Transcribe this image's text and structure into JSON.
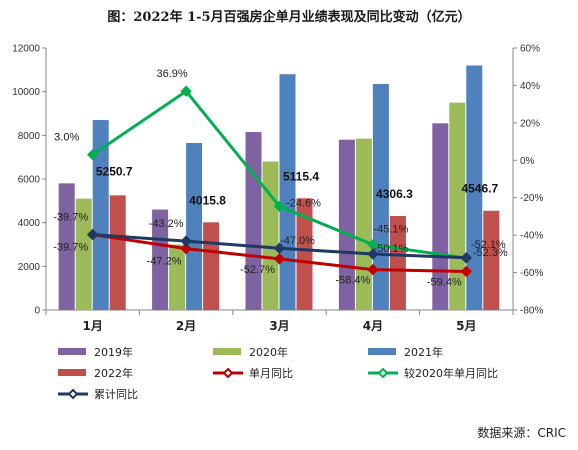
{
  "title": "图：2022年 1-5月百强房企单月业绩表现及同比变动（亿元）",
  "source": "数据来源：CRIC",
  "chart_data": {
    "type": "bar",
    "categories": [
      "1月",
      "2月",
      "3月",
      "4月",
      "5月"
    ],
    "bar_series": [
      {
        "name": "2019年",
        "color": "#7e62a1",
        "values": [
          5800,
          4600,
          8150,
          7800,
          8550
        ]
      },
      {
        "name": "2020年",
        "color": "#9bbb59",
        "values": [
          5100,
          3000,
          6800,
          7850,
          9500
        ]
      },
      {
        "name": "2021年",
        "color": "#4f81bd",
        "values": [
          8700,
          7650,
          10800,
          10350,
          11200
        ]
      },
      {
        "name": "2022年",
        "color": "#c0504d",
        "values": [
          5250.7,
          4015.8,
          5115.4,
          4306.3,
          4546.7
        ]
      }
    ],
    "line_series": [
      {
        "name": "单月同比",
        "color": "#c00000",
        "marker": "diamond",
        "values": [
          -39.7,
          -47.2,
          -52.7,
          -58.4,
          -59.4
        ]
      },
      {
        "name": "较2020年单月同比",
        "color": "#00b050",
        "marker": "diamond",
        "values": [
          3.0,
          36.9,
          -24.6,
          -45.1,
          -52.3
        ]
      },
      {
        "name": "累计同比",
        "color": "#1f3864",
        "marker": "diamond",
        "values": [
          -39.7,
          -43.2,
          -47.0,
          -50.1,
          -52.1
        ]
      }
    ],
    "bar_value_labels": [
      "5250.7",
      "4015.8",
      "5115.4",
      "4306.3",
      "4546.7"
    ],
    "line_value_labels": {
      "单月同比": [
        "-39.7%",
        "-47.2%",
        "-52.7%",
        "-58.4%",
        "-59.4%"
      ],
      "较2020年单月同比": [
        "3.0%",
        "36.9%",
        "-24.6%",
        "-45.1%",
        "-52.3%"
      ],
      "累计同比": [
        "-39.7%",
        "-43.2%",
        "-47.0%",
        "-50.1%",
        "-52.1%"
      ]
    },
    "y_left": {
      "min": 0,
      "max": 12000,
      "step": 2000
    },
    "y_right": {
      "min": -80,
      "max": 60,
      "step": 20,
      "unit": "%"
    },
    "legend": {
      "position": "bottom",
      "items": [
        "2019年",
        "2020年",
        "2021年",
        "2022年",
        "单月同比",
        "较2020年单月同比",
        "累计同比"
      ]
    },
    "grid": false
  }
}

::::

What you need to do. Within the entries above, how many lines contain "color"? Respond with the number only.

Task response. 7